A second threefold division of analogy arose from reflection on the relationship between equivocal and analogical terms. Analogical terms were said to be intermediaries between equivocal and univocal terms, and the standard view was that analogical terms were intermediary between chance equivocals and univocals, and hence that they were to be identified with deliberate equivocals. The notion of an intermediary term, however, is open to more than one interpretation, and some authors went further in suggesting that at least some analogical terms were intermediary between univocals and deliberate equivocals, so that they were not equivocal in any of the normal senses at all. Towards the end of the thirteenth century, an anonymous commentator on the Sophistical Refutations gives the following classification. First, there are analogical terms which are univocal in a broad sense of ‘univocal’. Here reference was made to genus terms such as ‘animal’. Human beings and donkeys participate equally in the common nature animal, but are not themselves equal, since human beings are more perfect than donkeys. This type of analogy was routinely discussed in response to a remark Aristotle had made in Physics VII (249a22–25) which, in Latin translation, asserted that many equivocations are hidden in a genus. Medieval logicians felt obliged to fit this claim into the framework of equivocation and analogy, even if the consensus was that in the end the use of genus terms was univocal. Second, there are those analogical terms such as ‘being’ (ens) which are not equivocal, because only one concept or nature (ratio) seems to be involved, and which are not univocal either, because things participate this one ratio unequally, in a prior and a posterior way. It is these terms which are the genuine intermediaries. Third, there are those analogical terms which are deliberate equivocals, because there are two concepts or natures (rationes) which are participated in a prior and a posterior way. The example here was ‘healthy’. This second threefold division was much discussed. Duns Scotus bitterly criticized it in his earlier logical writings. Walter Burley claimed that both the first and the second kinds of analogical term could properly be regarded as univocal in a wide sense. The division was popular in the fifteenth century with such Thomists as Capreolus, who realized its closeness to the account given by Aquinas in his Sentences commentary.
6. Thomas Aquinas
Despite the vast modern literature devoted to Aquinas’s theory of analogy, he has very little to say about analogy as such. He uses a general division into equivocal, univocal, and analogical uses of terms, and he presents both of the threefold divisions of analogy mentioned in the previous section, but he offers no prolonged discussion, and he writes as if he is simply using the divisions, definitions, and examples with which everyone is familiar. His importance lies in the way he used this standard material to present an account of the divine names, or how it is we can meaningfully use such words as ‘good’ and ‘wise’ of God.

▬▬▬▬▬▬▬▬▬▬

> [Required actions]:
[A] Name every person the passage on medieval theories of analogy mentions by name.
[B] Continue the passage on medieval theories of analogy, starting after its final sentence.

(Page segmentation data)
▬▬▬▬▬▬▬▬▬▬

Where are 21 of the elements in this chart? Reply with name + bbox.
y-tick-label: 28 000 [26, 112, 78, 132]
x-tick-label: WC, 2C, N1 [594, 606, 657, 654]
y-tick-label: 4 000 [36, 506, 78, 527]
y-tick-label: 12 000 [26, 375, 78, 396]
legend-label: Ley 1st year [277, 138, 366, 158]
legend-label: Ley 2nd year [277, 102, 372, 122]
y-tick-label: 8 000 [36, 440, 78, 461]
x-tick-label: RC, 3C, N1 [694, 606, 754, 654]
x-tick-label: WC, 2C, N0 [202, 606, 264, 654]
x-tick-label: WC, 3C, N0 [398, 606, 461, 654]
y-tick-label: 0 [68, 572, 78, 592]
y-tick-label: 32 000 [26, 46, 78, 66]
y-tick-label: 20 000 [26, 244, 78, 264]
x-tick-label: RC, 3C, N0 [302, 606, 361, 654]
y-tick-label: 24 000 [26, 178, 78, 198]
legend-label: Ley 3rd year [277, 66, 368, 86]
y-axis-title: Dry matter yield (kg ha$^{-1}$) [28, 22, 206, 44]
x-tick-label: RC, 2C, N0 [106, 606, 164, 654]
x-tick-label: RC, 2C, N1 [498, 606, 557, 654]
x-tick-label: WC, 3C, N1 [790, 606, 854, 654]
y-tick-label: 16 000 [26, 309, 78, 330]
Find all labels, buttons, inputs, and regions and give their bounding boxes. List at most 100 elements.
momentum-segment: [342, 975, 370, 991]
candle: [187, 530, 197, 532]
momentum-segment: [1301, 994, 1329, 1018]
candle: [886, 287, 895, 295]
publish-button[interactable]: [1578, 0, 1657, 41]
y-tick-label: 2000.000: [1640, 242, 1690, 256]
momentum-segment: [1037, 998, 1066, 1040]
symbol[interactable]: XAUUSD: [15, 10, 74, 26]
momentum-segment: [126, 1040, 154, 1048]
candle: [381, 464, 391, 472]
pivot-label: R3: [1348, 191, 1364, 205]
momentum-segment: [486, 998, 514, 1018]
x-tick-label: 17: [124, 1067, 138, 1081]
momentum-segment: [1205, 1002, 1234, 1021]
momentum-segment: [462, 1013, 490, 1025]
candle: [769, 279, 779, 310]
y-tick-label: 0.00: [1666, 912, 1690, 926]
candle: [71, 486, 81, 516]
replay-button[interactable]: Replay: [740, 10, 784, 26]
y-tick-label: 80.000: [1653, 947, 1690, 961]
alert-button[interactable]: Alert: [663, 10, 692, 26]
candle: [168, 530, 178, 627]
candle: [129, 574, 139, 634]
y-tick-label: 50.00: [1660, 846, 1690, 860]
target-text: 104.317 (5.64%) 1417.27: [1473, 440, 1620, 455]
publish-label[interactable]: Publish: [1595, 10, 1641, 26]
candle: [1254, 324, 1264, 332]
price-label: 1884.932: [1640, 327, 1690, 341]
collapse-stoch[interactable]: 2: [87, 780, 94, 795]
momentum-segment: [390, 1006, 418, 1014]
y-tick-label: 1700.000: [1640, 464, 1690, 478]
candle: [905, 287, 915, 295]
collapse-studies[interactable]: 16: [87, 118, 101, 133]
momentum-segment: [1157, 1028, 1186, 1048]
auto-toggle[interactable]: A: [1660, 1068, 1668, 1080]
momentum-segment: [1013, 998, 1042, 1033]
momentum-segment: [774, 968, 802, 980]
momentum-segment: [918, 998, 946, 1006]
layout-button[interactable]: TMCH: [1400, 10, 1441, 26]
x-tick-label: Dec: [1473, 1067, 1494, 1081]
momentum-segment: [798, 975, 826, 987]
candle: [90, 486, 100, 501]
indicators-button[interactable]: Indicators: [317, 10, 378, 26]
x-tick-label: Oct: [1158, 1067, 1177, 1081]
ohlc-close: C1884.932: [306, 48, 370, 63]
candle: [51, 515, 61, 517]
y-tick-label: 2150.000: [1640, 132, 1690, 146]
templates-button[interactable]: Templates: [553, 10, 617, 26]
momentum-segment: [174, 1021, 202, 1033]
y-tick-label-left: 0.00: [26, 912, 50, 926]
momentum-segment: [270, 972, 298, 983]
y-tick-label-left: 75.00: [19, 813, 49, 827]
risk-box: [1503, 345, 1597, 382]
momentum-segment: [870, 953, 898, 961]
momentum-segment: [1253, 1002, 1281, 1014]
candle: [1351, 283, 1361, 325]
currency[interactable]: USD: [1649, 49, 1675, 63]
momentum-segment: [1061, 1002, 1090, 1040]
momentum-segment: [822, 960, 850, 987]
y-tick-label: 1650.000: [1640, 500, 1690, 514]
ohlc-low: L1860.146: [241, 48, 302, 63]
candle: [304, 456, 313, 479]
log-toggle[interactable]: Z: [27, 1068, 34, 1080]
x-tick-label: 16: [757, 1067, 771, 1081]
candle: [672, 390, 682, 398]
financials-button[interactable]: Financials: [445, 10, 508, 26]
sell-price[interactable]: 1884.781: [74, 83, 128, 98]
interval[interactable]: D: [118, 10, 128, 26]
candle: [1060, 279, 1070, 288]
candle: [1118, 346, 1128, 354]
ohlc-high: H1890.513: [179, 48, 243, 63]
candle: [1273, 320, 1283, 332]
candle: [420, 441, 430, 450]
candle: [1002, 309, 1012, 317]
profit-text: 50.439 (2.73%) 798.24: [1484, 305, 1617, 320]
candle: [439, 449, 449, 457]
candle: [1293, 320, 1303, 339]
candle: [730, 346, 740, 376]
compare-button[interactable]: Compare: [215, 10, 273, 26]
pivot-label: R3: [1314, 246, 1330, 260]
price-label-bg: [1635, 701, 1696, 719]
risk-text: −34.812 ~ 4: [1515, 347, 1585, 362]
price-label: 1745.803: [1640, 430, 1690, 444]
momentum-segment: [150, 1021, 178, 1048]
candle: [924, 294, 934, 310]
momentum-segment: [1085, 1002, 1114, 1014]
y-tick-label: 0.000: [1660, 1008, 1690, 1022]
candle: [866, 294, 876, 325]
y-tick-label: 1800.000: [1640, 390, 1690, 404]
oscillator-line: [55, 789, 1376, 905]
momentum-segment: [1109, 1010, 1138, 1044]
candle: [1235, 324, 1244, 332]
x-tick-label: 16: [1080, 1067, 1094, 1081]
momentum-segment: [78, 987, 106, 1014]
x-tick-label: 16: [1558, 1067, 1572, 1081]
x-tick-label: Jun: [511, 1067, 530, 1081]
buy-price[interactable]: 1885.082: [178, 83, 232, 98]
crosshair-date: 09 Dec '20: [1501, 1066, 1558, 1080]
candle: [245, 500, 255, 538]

▬▬▬▬▬▬▬▬▬▬

> [Task-by-task results]:
[A] Aristotle, Duns Scotus, Walter Burley, Capreolus, Thomas Aquinas

[B]
The background to this account has to be understood in terms of Aquinas’s theology and metaphysics. Three doctrines are particularly important. First, there is the distinction between being existent, good, wise, and so on, essentially, and being existent, good, wise, and so on, by participation. God is whatever he is essentially, and as a result he is existence itself, goodness itself, wisdom itself. Creatures are existent, good, wise, only by sharing in God’s existence, goodness, and wisdom, and this sharing has three features. It involves a separation between the creature and what the creature has; it involves a deficient similarity to God; and it is based on a causal relation. What is essentially existent or good is the cause of what has existence or goodness by participation. Second, there is the general doctrine of causality according to which every agent produces something like itself. Agent causality and similarity cannot be separated. Third, there is Aquinas’s belief that we are indeed entitled to claim that God is existent, good, wise, and so on, even though we cannot know his essence.
Against this background, Aquinas asks how we are to interpret the divine names. He argues that they cannot be purely equivocal, for we could not then make intelligible claims about God. Nor can they be purely univocal, for God’s manner of existence and his relationship to his properties are sufficiently different from ours that the words must be used in somewhat different senses. Hence, the words we use of God must be analogical, used in different but related senses. To be more precise, it seems that such words as ‘good’ and ‘wise’ must involve a relationship to one prior reality, and they must be predicated in a prior and a posterior sense, for these are the marks of analogical terms.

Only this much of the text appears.